__Task details__.
Skip the pictures. Transcribe the rest of the data below without changing a word.

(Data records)
(begin)
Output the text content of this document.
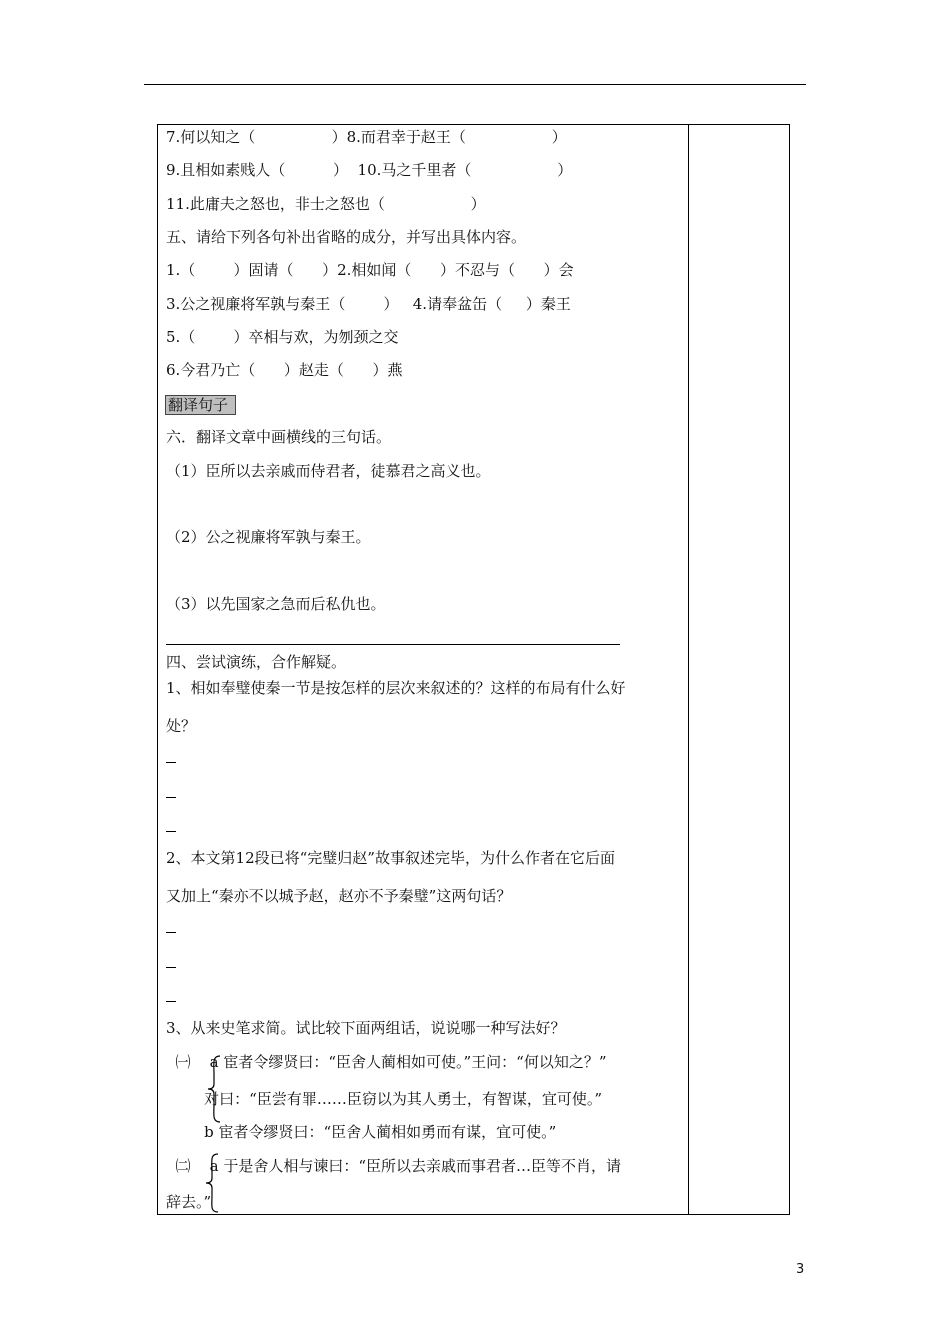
7.何以知之（                ）8.而君幸于赵王（                  ）
9.且相如素贱人（          ）  10.马之千里者（                  ）
11.此庸夫之怒也，非士之怒也（                  ）
五、请给下列各句补出省略的成分，并写出具体内容。
1.（        ）固请（      ）2.相如闻（      ）不忍与（      ）会
3.公之视廉将军孰与秦王（        ）   4.请奉盆缶（     ）秦王
5.（        ）卒相与欢，为刎颈之交
6.今君乃亡（      ）赵走（      ）燕
翻译句子
六．翻译文章中画横线的三句话。
（1）臣所以去亲戚而侍君者，徒慕君之高义也。
（2）公之视廉将军孰与秦王。
（3）以先国家之急而后私仇也。
四、尝试演练，合作解疑。
1、相如奉璧使秦一节是按怎样的层次来叙述的？这样的布局有什么好
处？
2、本文第12段已将“完璧归赵”故事叙述完毕，为什么作者在它后面
又加上“秦亦不以城予赵，赵亦不予秦璧”这两句话？
3、从来史笔求简。试比较下面两组话，说说哪一种写法好？
㈠    a 宦者令缪贤曰：“臣舍人蔺相如可使。”王问：“何以知之？”
对曰：“臣尝有罪……臣窃以为其人勇士，有智谋，宜可使。”
b 宦者令缪贤曰：“臣舍人蔺相如勇而有谋，宜可使。”
㈡    a 于是舍人相与谏曰：“臣所以去亲戚而事君者…臣等不肖，请
辞去。”
3
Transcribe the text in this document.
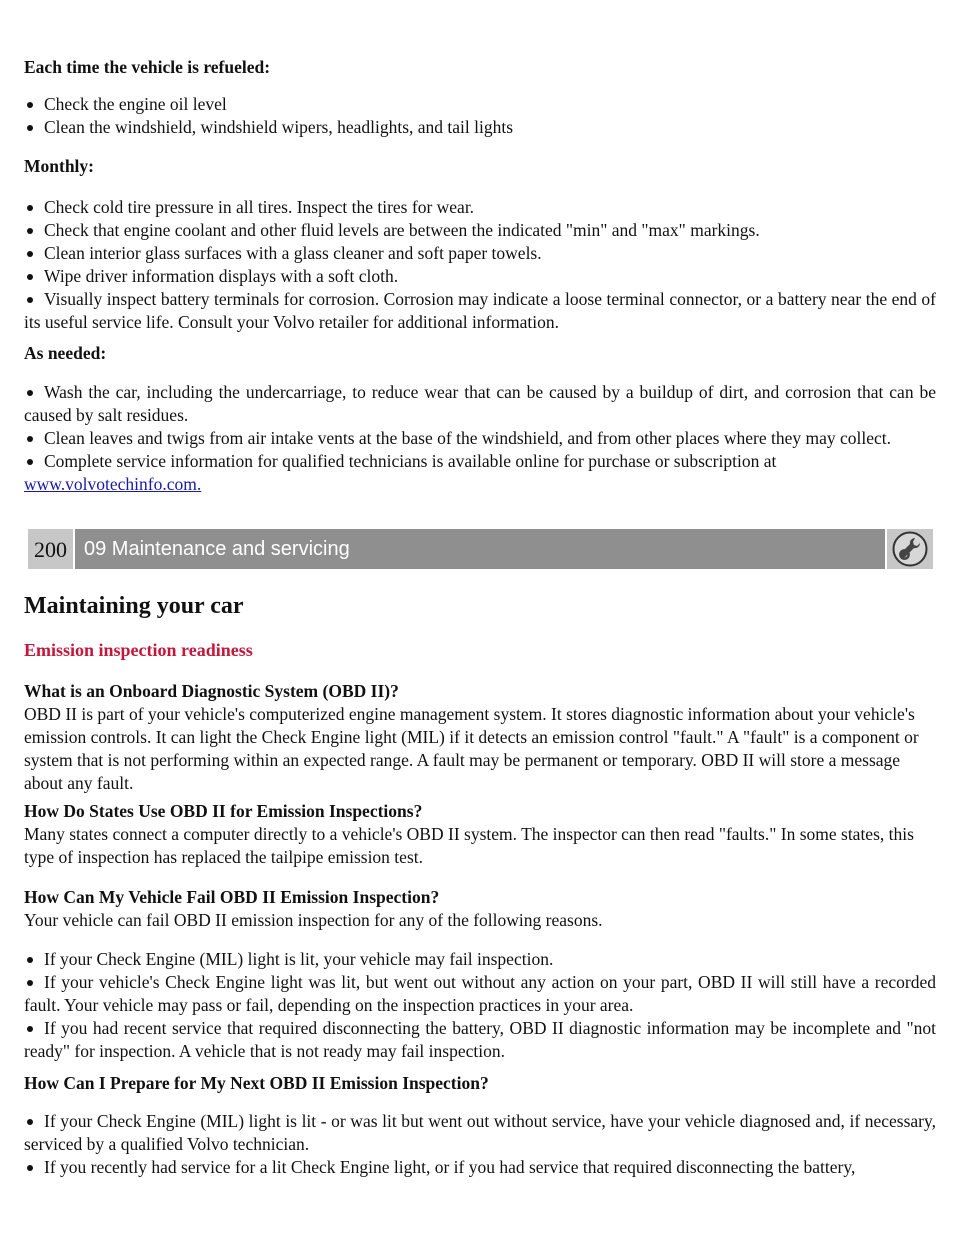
Each time the vehicle is refueled:
Check the engine oil level
Clean the windshield, windshield wipers, headlights, and tail lights
Monthly:
Check cold tire pressure in all tires. Inspect the tires for wear.
Check that engine coolant and other fluid levels are between the indicated "min" and "max" markings.
Clean interior glass surfaces with a glass cleaner and soft paper towels.
Wipe driver information displays with a soft cloth.
Visually inspect battery terminals for corrosion. Corrosion may indicate a loose terminal connector, or a battery near the end of its useful service life. Consult your Volvo retailer for additional information.
As needed:
Wash the car, including the undercarriage, to reduce wear that can be caused by a buildup of dirt, and corrosion that can be caused by salt residues.
Clean leaves and twigs from air intake vents at the base of the windshield, and from other places where they may collect.
Complete service information for qualified technicians is available online for purchase or subscription at
www.volvotechinfo.com.
Maintaining your car
Emission inspection readiness

What is an Onboard Diagnostic System (OBD II)?

OBD II is part of your vehicle's computerized engine management system. It stores diagnostic information about your vehicle's emission controls. It can light the Check Engine light (MIL) if it detects an emission control "fault." A "fault" is a component or system that is not performing within an expected range. A fault may be permanent or temporary. OBD II will store a message about any fault.

How Do States Use OBD II for Emission Inspections?

Many states connect a computer directly to a vehicle's OBD II system. The inspector can then read "faults." In some states, this type of inspection has replaced the tailpipe emission test.

How Can My Vehicle Fail OBD II Emission Inspection?

Your vehicle can fail OBD II emission inspection for any of the following reasons.

If your Check Engine (MIL) light is lit, your vehicle may fail inspection.
If your vehicle's Check Engine light was lit, but went out without any action on your part, OBD II will still have a recorded fault. Your vehicle may pass or fail, depending on the inspection practices in your area.
If you had recent service that required disconnecting the battery, OBD II diagnostic information may be incomplete and "not ready" for inspection. A vehicle that is not ready may fail inspection.
How Can I Prepare for My Next OBD II Emission Inspection?
If your Check Engine (MIL) light is lit - or was lit but went out without service, have your vehicle diagnosed and, if necessary, serviced by a qualified Volvo technician.
If you recently had service for a lit Check Engine light, or if you had service that required disconnecting the battery,
200 09 Maintenance and servicing
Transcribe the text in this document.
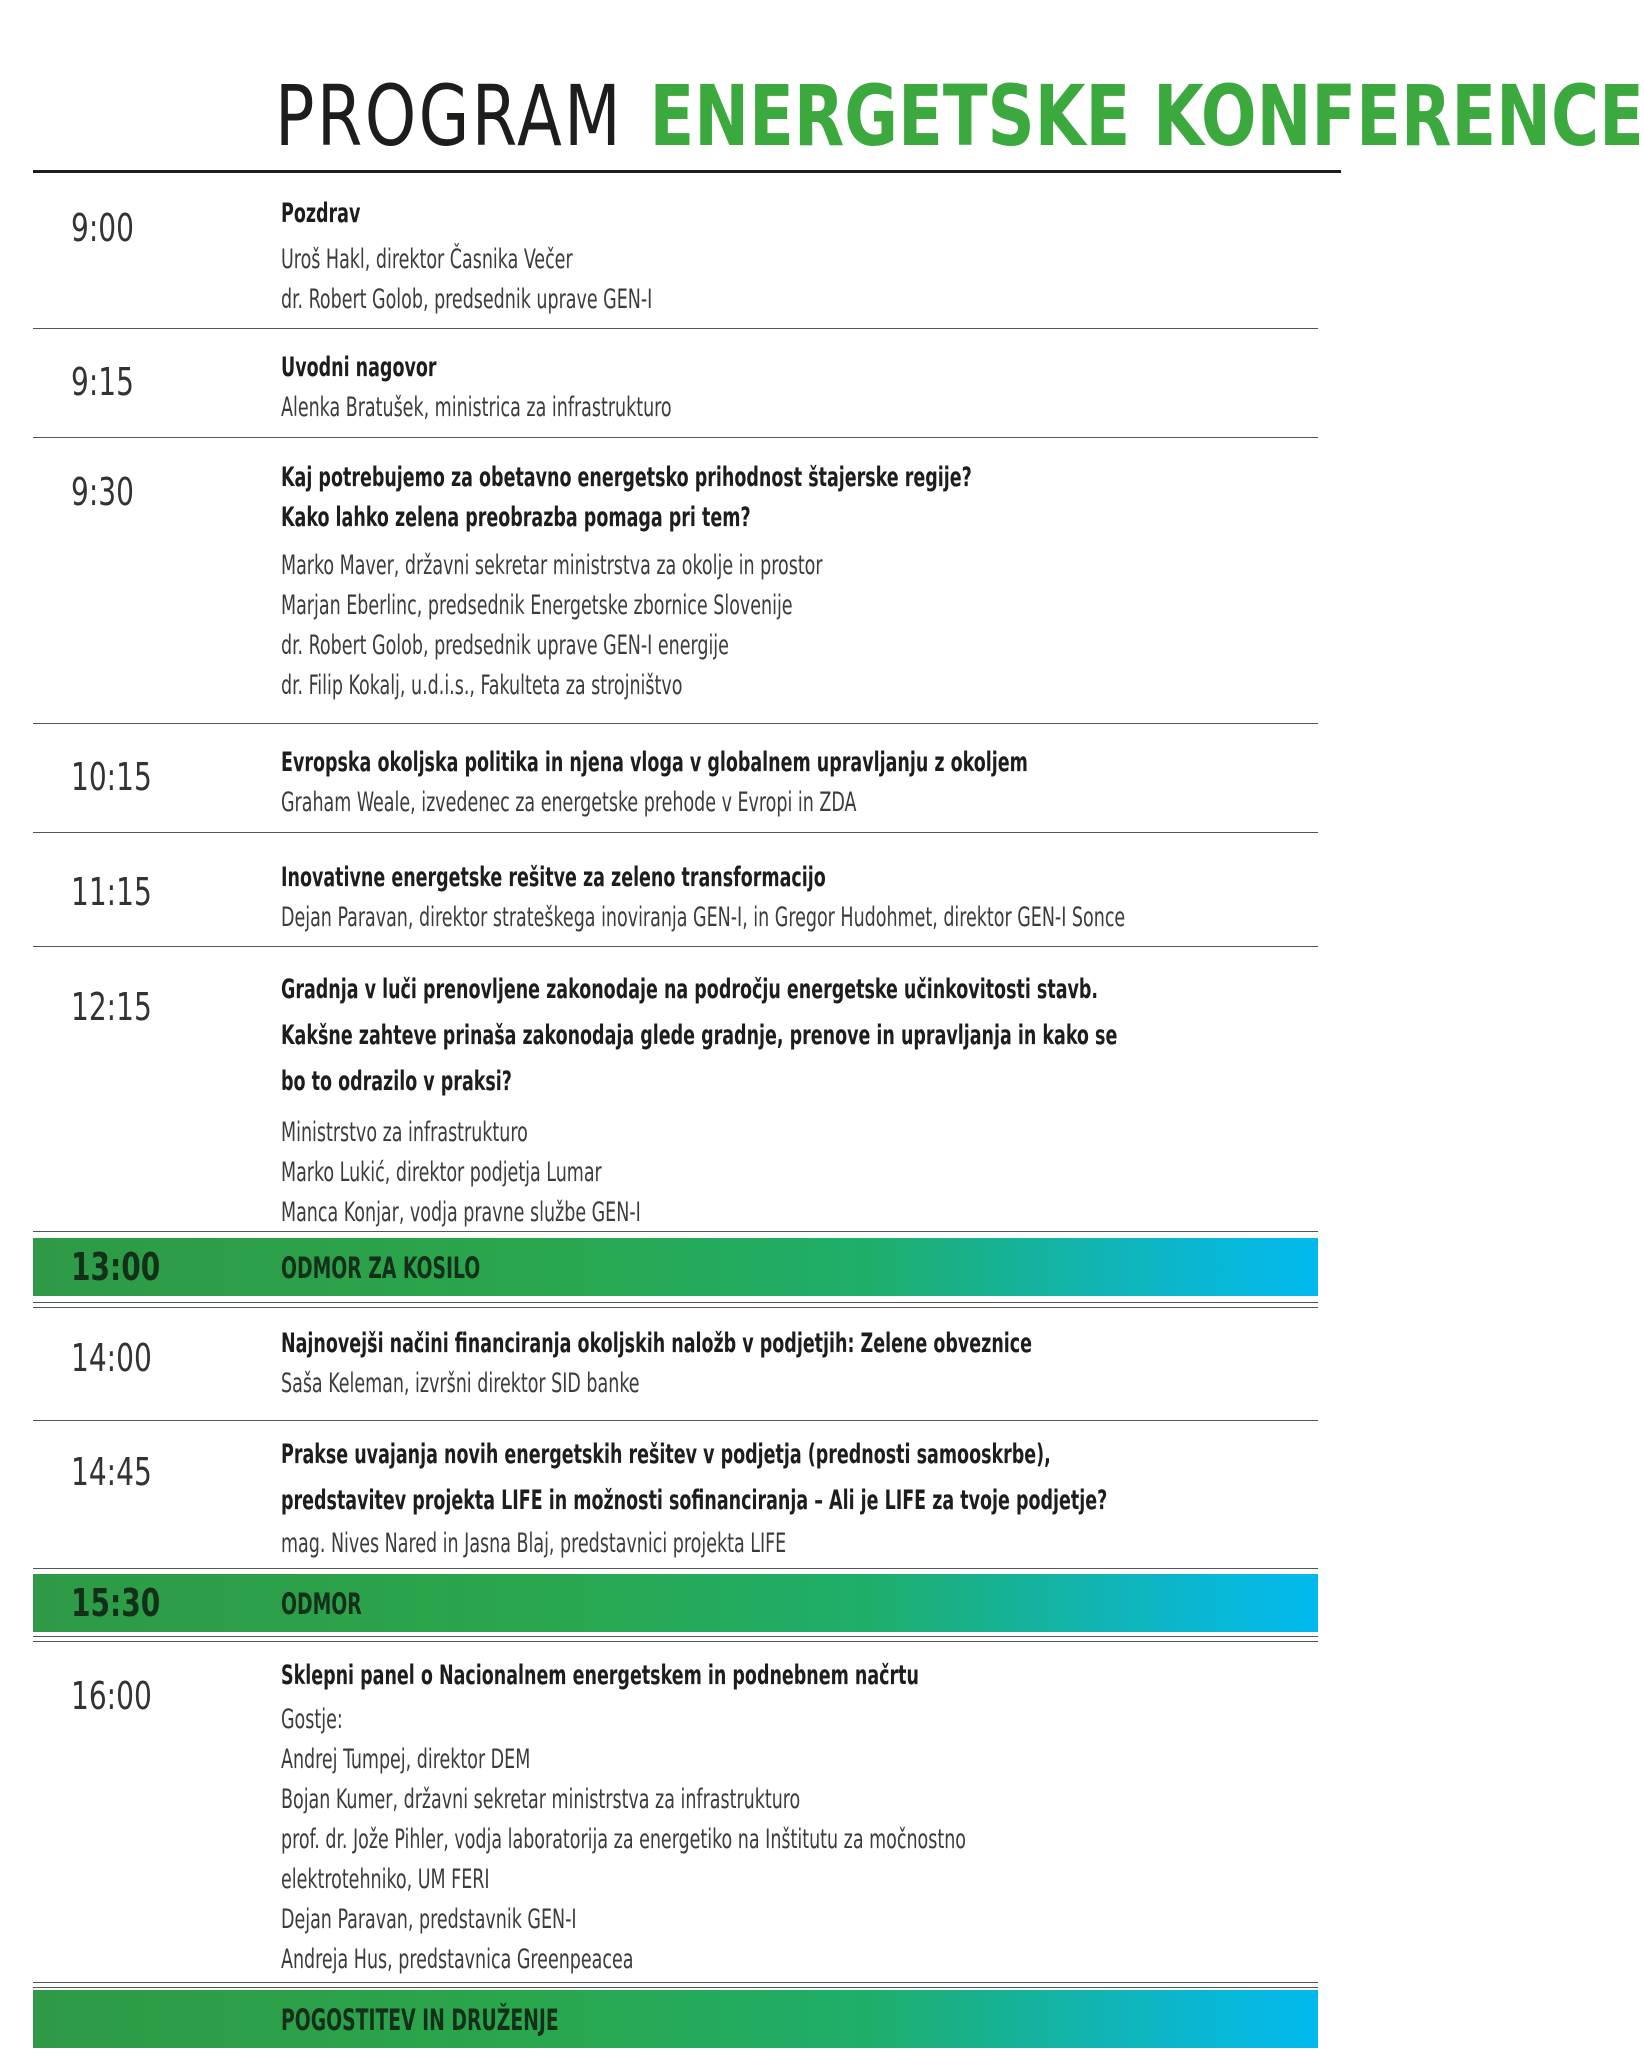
PROGRAM ENERGETSKE KONFERENCE
9:00	Pozdrav
Uroš Hakl, direktor Časnika Večer
dr. Robert Golob, predsednik uprave GEN-I
9:15	Uvodni nagovor
Alenka Bratušek, ministrica za infrastrukturo
9:30	Kaj potrebujemo za obetavno energetsko prihodnost štajerske regije?
Kako lahko zelena preobrazba pomaga pri tem?
Marko Maver, državni sekretar ministrstva za okolje in prostor
Marjan Eberlinc, predsednik Energetske zbornice Slovenije
dr. Robert Golob, predsednik uprave GEN-I energije
dr. Filip Kokalj, u.d.i.s., Fakulteta za strojništvo
10:15	Evropska okoljska politika in njena vloga v globalnem upravljanju z okoljem
Graham Weale, izvedenec za energetske prehode v Evropi in ZDA
11:15	Inovativne energetske rešitve za zeleno transformacijo
Dejan Paravan, direktor strateškega inoviranja GEN-I, in Gregor Hudohmet, direktor GEN-I Sonce
12:15	Gradnja v luči prenovljene zakonodaje na področju energetske učinkovitosti stavb.
Kakšne zahteve prinaša zakonodaja glede gradnje, prenove in upravljanja in kako se
bo to odrazilo v praksi?
Ministrstvo za infrastrukturo
Marko Lukić, direktor podjetja Lumar
Manca Konjar, vodja pravne službe GEN-I
13:00	ODMOR ZA KOSILO
14:00	Najnovejši načini financiranja okoljskih naložb v podjetjih: Zelene obveznice
Saša Keleman, izvršni direktor SID banke
14:45	Prakse uvajanja novih energetskih rešitev v podjetja (prednosti samooskrbe),
predstavitev projekta LIFE in možnosti sofinanciranja – Ali je LIFE za tvoje podjetje?
mag. Nives Nared in Jasna Blaj, predstavnici projekta LIFE
15:30	ODMOR
16:00	Sklepni panel o Nacionalnem energetskem in podnebnem načrtu
Gostje:
Andrej Tumpej, direktor DEM
Bojan Kumer, državni sekretar ministrstva za infrastrukturo
prof. dr. Jože Pihler, vodja laboratorija za energetiko na Inštitutu za močnostno
elektrotehniko, UM FERI
Dejan Paravan, predstavnik GEN-I
Andreja Hus, predstavnica Greenpeacea
POGOSTITEV IN DRUŽENJE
(end)
__Task output__.
Output the text content of this document.
7.何以知之（                ）8.而君幸于赵王（                  ）
9.且相如素贱人（          ）  10.马之千里者（                  ）
11.此庸夫之怒也，非士之怒也（                  ）
五、请给下列各句补出省略的成分，并写出具体内容。
1.（        ）固请（      ）2.相如闻（      ）不忍与（      ）会
3.公之视廉将军孰与秦王（        ）   4.请奉盆缶（     ）秦王
5.（        ）卒相与欢，为刎颈之交
6.今君乃亡（      ）赵走（      ）燕
翻译句子
六．翻译文章中画横线的三句话。
（1）臣所以去亲戚而侍君者，徒慕君之高义也。
（2）公之视廉将军孰与秦王。
（3）以先国家之急而后私仇也。
四、尝试演练，合作解疑。
1、相如奉璧使秦一节是按怎样的层次来叙述的？这样的布局有什么好
处？
2、本文第12段已将“完璧归赵”故事叙述完毕，为什么作者在它后面
又加上“秦亦不以城予赵，赵亦不予秦璧”这两句话？
3、从来史笔求简。试比较下面两组话，说说哪一种写法好？
㈠    a 宦者令缪贤曰：“臣舍人蔺相如可使。”王问：“何以知之？”
对曰：“臣尝有罪……臣窃以为其人勇士，有智谋，宜可使。”
b 宦者令缪贤曰：“臣舍人蔺相如勇而有谋，宜可使。”
㈡    a 于是舍人相与谏曰：“臣所以去亲戚而事君者…臣等不肖，请
辞去。”
3
Transcribe the text in this document.
Each time the vehicle is refueled:
Check the engine oil level
Clean the windshield, windshield wipers, headlights, and tail lights
Monthly:
Check cold tire pressure in all tires. Inspect the tires for wear.
Check that engine coolant and other fluid levels are between the indicated "min" and "max" markings.
Clean interior glass surfaces with a glass cleaner and soft paper towels.
Wipe driver information displays with a soft cloth.
Visually inspect battery terminals for corrosion. Corrosion may indicate a loose terminal connector, or a battery near the end of its useful service life. Consult your Volvo retailer for additional information.
As needed:
Wash the car, including the undercarriage, to reduce wear that can be caused by a buildup of dirt, and corrosion that can be caused by salt residues.
Clean leaves and twigs from air intake vents at the base of the windshield, and from other places where they may collect.
Complete service information for qualified technicians is available online for purchase or subscription at
www.volvotechinfo.com.
Maintaining your car
Emission inspection readiness

What is an Onboard Diagnostic System (OBD II)?

OBD II is part of your vehicle's computerized engine management system. It stores diagnostic information about your vehicle's emission controls. It can light the Check Engine light (MIL) if it detects an emission control "fault." A "fault" is a component or system that is not performing within an expected range. A fault may be permanent or temporary. OBD II will store a message about any fault.

How Do States Use OBD II for Emission Inspections?

Many states connect a computer directly to a vehicle's OBD II system. The inspector can then read "faults." In some states, this type of inspection has replaced the tailpipe emission test.

How Can My Vehicle Fail OBD II Emission Inspection?

Your vehicle can fail OBD II emission inspection for any of the following reasons.

If your Check Engine (MIL) light is lit, your vehicle may fail inspection.
If your vehicle's Check Engine light was lit, but went out without any action on your part, OBD II will still have a recorded fault. Your vehicle may pass or fail, depending on the inspection practices in your area.
If you had recent service that required disconnecting the battery, OBD II diagnostic information may be incomplete and "not ready" for inspection. A vehicle that is not ready may fail inspection.
How Can I Prepare for My Next OBD II Emission Inspection?
If your Check Engine (MIL) light is lit - or was lit but went out without service, have your vehicle diagnosed and, if necessary, serviced by a qualified Volvo technician.
If you recently had service for a lit Check Engine light, or if you had service that required disconnecting the battery,
200 09 Maintenance and servicing
Transcribe the text in this document.
PROGRAM ENERGETSKE KONFERENCE
9:00	Pozdrav
Uroš Hakl, direktor Časnika Večer
dr. Robert Golob, predsednik uprave GEN-I
9:15	Uvodni nagovor
Alenka Bratušek, ministrica za infrastrukturo
9:30	Kaj potrebujemo za obetavno energetsko prihodnost štajerske regije?
Kako lahko zelena preobrazba pomaga pri tem?
Marko Maver, državni sekretar ministrstva za okolje in prostor
Marjan Eberlinc, predsednik Energetske zbornice Slovenije
dr. Robert Golob, predsednik uprave GEN-I energije
dr. Filip Kokalj, u.d.i.s., Fakulteta za strojništvo
10:15	Evropska okoljska politika in njena vloga v globalnem upravljanju z okoljem
Graham Weale, izvedenec za energetske prehode v Evropi in ZDA
11:15	Inovativne energetske rešitve za zeleno transformacijo
Dejan Paravan, direktor strateškega inoviranja GEN-I, in Gregor Hudohmet, direktor GEN-I Sonce
12:15	Gradnja v luči prenovljene zakonodaje na področju energetske učinkovitosti stavb.
Kakšne zahteve prinaša zakonodaja glede gradnje, prenove in upravljanja in kako se
bo to odrazilo v praksi?
Ministrstvo za infrastrukturo
Marko Lukić, direktor podjetja Lumar
Manca Konjar, vodja pravne službe GEN-I
13:00	ODMOR ZA KOSILO
14:00	Najnovejši načini financiranja okoljskih naložb v podjetjih: Zelene obveznice
Saša Keleman, izvršni direktor SID banke
14:45	Prakse uvajanja novih energetskih rešitev v podjetja (prednosti samooskrbe),
predstavitev projekta LIFE in možnosti sofinanciranja – Ali je LIFE za tvoje podjetje?
mag. Nives Nared in Jasna Blaj, predstavnici projekta LIFE
15:30	ODMOR
16:00	Sklepni panel o Nacionalnem energetskem in podnebnem načrtu
Gostje:
Andrej Tumpej, direktor DEM
Bojan Kumer, državni sekretar ministrstva za infrastrukturo
prof. dr. Jože Pihler, vodja laboratorija za energetiko na Inštitutu za močnostno
elektrotehniko, UM FERI
Dejan Paravan, predstavnik GEN-I
Andreja Hus, predstavnica Greenpeacea
POGOSTITEV IN DRUŽENJE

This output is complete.